Exercise brief
Without the pictures, give the entries below again exactly as written.

Saved entries
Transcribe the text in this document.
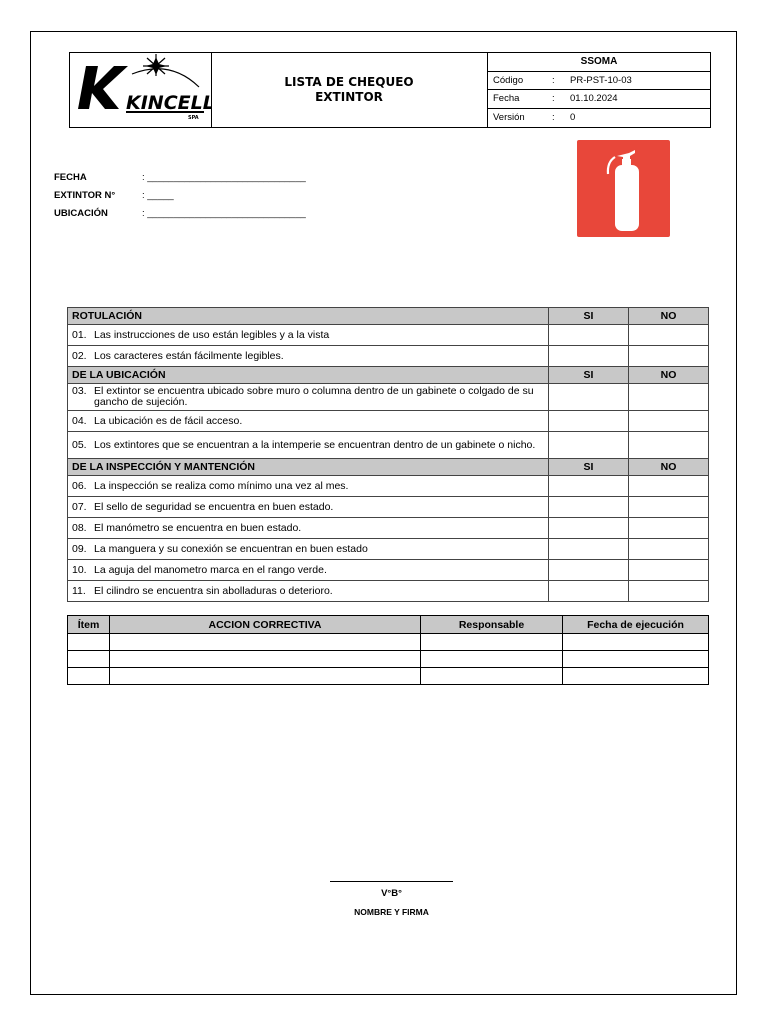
KINCELL
SPA
LISTA DE CHEQUEO
EXTINTOR
SSOMA
Código	:	PR-PST-10-03
Fecha	:	01.10.2024
Versión	:	0
FECHA	: ______________________________
EXTINTOR N°	: _____
UBICACIÓN	: ______________________________
ROTULACIÓN	SI	NO
01. Las instrucciones de uso están legibles y a la vista		
02. Los caracteres están fácilmente legibles.		
DE LA UBICACIÓN	SI	NO

03. El extintor se encuentra ubicado sobre muro o columna dentro de un gabinete o colgado de su gancho de sujeción.		

04. La ubicación es de fácil acceso.		

05. Los extintores que se encuentran a la intemperie se encuentran dentro de un gabinete o nicho.		

DE LA INSPECCIÓN Y MANTENCIÓN	SI	NO
06. La inspección se realiza como mínimo una vez al mes.		
07. El sello de seguridad se encuentra en buen estado.		
08. El manómetro se encuentra en buen estado.		
09. La manguera y su conexión se encuentran en buen estado		
10. La aguja del manometro marca en el rango verde.		
11. El cilindro se encuentra sin abolladuras o deterioro.		
Ítem	ACCION CORRECTIVA	Responsable	Fecha de ejecución

V°B°
NOMBRE Y FIRMA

Solution below
Transcribe the text in this document.
KINCELL
SPA
LISTA DE CHEQUEO
EXTINTOR
SSOMA
Código	:	PR-PST-10-03
Fecha	:	01.10.2024
Versión	:	0
FECHA	: ______________________________
EXTINTOR N°	: _____
UBICACIÓN	: ______________________________
ROTULACIÓN	SI	NO
01. Las instrucciones de uso están legibles y a la vista		
02. Los caracteres están fácilmente legibles.		
DE LA UBICACIÓN	SI	NO

03. El extintor se encuentra ubicado sobre muro o columna dentro de un gabinete o colgado de su gancho de sujeción.		

04. La ubicación es de fácil acceso.		

05. Los extintores que se encuentran a la intemperie se encuentran dentro de un gabinete o nicho.		

DE LA INSPECCIÓN Y MANTENCIÓN	SI	NO
06. La inspección se realiza como mínimo una vez al mes.		
07. El sello de seguridad se encuentra en buen estado.		
08. El manómetro se encuentra en buen estado.		
09. La manguera y su conexión se encuentran en buen estado		
10. La aguja del manometro marca en el rango verde.		
11. El cilindro se encuentra sin abolladuras o deterioro.		
Ítem	ACCION CORRECTIVA	Responsable	Fecha de ejecución

V°B°
NOMBRE Y FIRMA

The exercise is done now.